» YOUR INSTRUCTIONS: Collect each line of the records containing the string "带单位名称".
——————
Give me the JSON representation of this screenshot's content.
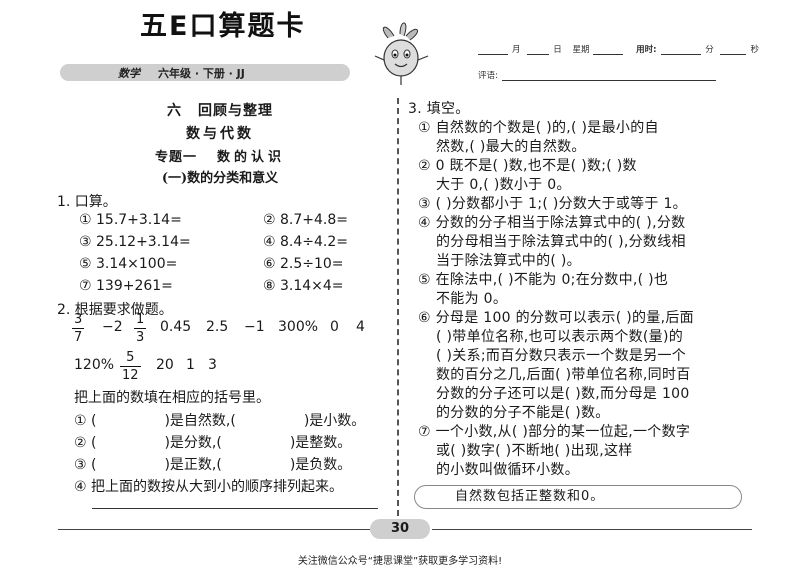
{
  "header": {
    "brand": "五E口算题卡",
    "subject": "数学",
    "grade_info": "六年级 · 下册 · JJ",
    "date_labels": {
      "month": "月",
      "day": "日",
      "weekday": "星期",
      "time": "用时:",
      "minute": "分",
      "second": "秒"
    },
    "review_label": "评语:"
  },
  "left": {
    "chapter_num": "六",
    "chapter_title": "回顾与整理",
    "topic": "数与代数",
    "unit_label": "专题一",
    "unit_title": "数的认识",
    "sub_title": "(一)数的分类和意义",
    "q1_title": "1. 口算。",
    "calc": [
      [
        "① 15.7+3.14=",
        "② 8.7+4.8="
      ],
      [
        "③ 25.12+3.14=",
        "④ 8.4÷4.2="
      ],
      [
        "⑤ 3.14×100=",
        "⑥ 2.5÷10="
      ],
      [
        "⑦ 139+261=",
        "⑧ 3.14×4="
      ]
    ],
    "q2_title": "2. 根据要求做题。",
    "numbers_row1_fracs": [
      {
        "n": "3",
        "d": "7"
      },
      {
        "whole": "−2",
        "n": "1",
        "d": "3"
      }
    ],
    "numbers_row1_rest": [
      "0.45",
      "2.5",
      "−1",
      "300%",
      "0",
      "4"
    ],
    "numbers_row2": {
      "pct": "120%",
      "frac": {
        "n": "5",
        "d": "12"
      },
      "rest": [
        "20",
        "1",
        "3"
      ]
    },
    "instruction": "把上面的数填在相应的括号里。",
    "fills": [
      {
        "a": "① (",
        "b": ")是自然数,(",
        "c": ")是小数。"
      },
      {
        "a": "② (",
        "b": ")是分数,(",
        "c": ")是整数。"
      },
      {
        "a": "③ (",
        "b": ")是正数,(",
        "c": ")是负数。"
      }
    ],
    "q2_4": "④ 把上面的数按从大到小的顺序排列起来。"
  },
  "right": {
    "q3_title": "3. 填空。",
    "lines": [
      "① 自然数的个数是(      )的,(      )是最小的自",
      "然数,(      )最大的自然数。",
      "② 0 既不是(      )数,也不是(      )数;(      )数",
      "大于 0,(      )数小于 0。",
      "③ (      )分数都小于 1;(      )分数大于或等于 1。",
      "④ 分数的分子相当于除法算式中的(      ),分数",
      "的分母相当于除法算式中的(      ),分数线相",
      "当于除法算式中的(      )。",
      "⑤ 在除法中,(      )不能为 0;在分数中,(      )也",
      "不能为 0。",
      "⑥ 分母是 100 的分数可以表示(      )的量,后面",
      "(      )带单位名称,也可以表示两个数(量)的",
      "(      )关系;而百分数只表示一个数是另一个",
      "数的百分之几,后面(      )带单位名称,同时百",
      "分数的分子还可以是(      )数,而分母是 100",
      "的分数的分子不能是(      )数。",
      "⑦ 一个小数,从(      )部分的某一位起,一个数字",
      "或(      )数字(      )不断地(      )出现,这样",
      "的小数叫做循环小数。"
    ],
    "summary": "自然数包括正整数和0。"
  },
  "page_number": "30",
  "footer_note": "关注微信公众号“捷思课堂”获取更多学习资料!"
}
——————
» RESPONSE TO THE TASK:
      "(      )带单位名称,也可以表示两个数(量)的",
      "数的百分之几,后面(      )带单位名称,同时百",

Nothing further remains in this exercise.